◆ Work required
Skip the images and copy each record exactly as written.

◆ Exercise data

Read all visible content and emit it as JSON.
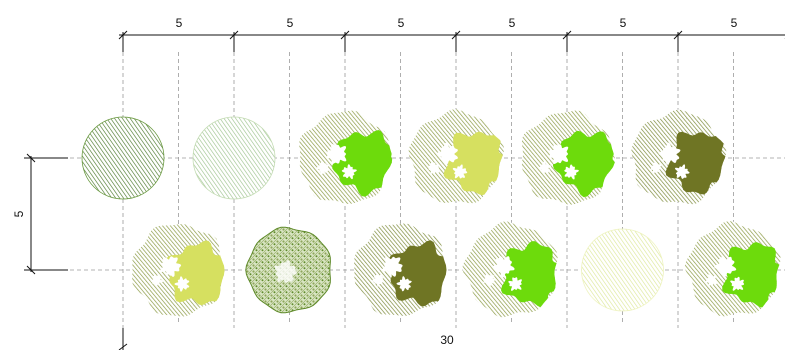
{
  "dimensions": {
    "spacing_labels": [
      "5",
      "5",
      "5",
      "5",
      "5",
      "5"
    ],
    "row_spacing_label": "5",
    "total_label": "30"
  },
  "rows": [
    [
      {
        "kind": "hatch",
        "colors": [
          "#4e7a2e",
          "#6a9a40"
        ]
      },
      {
        "kind": "hatch",
        "colors": [
          "#9fc490",
          "#c4dcb4"
        ]
      },
      {
        "kind": "tree",
        "colors": [
          "#8c9b45",
          "#6ddb0c"
        ]
      },
      {
        "kind": "tree",
        "colors": [
          "#8c9b45",
          "#d6e060"
        ]
      },
      {
        "kind": "tree",
        "colors": [
          "#8c9b45",
          "#6ddb0c"
        ]
      },
      {
        "kind": "tree",
        "colors": [
          "#7e8c3c",
          "#6f7524"
        ]
      }
    ],
    [
      {
        "kind": "tree",
        "colors": [
          "#8c9b45",
          "#d6e060"
        ]
      },
      {
        "kind": "stipple",
        "colors": [
          "#8ea55a",
          "#5f8a2a"
        ]
      },
      {
        "kind": "tree",
        "colors": [
          "#7e8c3c",
          "#6f7524"
        ]
      },
      {
        "kind": "tree",
        "colors": [
          "#8c9b45",
          "#6ddb0c"
        ]
      },
      {
        "kind": "hatch",
        "colors": [
          "#dde89a",
          "#eef3bf"
        ]
      },
      {
        "kind": "tree",
        "colors": [
          "#8c9b45",
          "#6ddb0c"
        ]
      }
    ]
  ]
}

◆ Complete response
Read all visible content and emit it as JSON.
{
  "dimensions": {
    "spacing_labels": [
      "5",
      "5",
      "5",
      "5",
      "5",
      "5"
    ],
    "row_spacing_label": "5",
    "total_label": "30"
  },
  "rows": [
    [
      {
        "kind": "hatch",
        "colors": [
          "#4e7a2e",
          "#6a9a40"
        ]
      },
      {
        "kind": "hatch",
        "colors": [
          "#9fc490",
          "#c4dcb4"
        ]
      },
      {
        "kind": "tree",
        "colors": [
          "#8c9b45",
          "#6ddb0c"
        ]
      },
      {
        "kind": "tree",
        "colors": [
          "#8c9b45",
          "#d6e060"
        ]
      },
      {
        "kind": "tree",
        "colors": [
          "#8c9b45",
          "#6ddb0c"
        ]
      },
      {
        "kind": "tree",
        "colors": [
          "#7e8c3c",
          "#6f7524"
        ]
      }
    ],
    [
      {
        "kind": "tree",
        "colors": [
          "#8c9b45",
          "#d6e060"
        ]
      },
      {
        "kind": "stipple",
        "colors": [
          "#8ea55a",
          "#5f8a2a"
        ]
      },
      {
        "kind": "tree",
        "colors": [
          "#7e8c3c",
          "#6f7524"
        ]
      },
      {
        "kind": "tree",
        "colors": [
          "#8c9b45",
          "#6ddb0c"
        ]
      },
      {
        "kind": "hatch",
        "colors": [
          "#dde89a",
          "#eef3bf"
        ]
      },
      {
        "kind": "tree",
        "colors": [
          "#8c9b45",
          "#6ddb0c"
        ]
      }
    ]
  ]
}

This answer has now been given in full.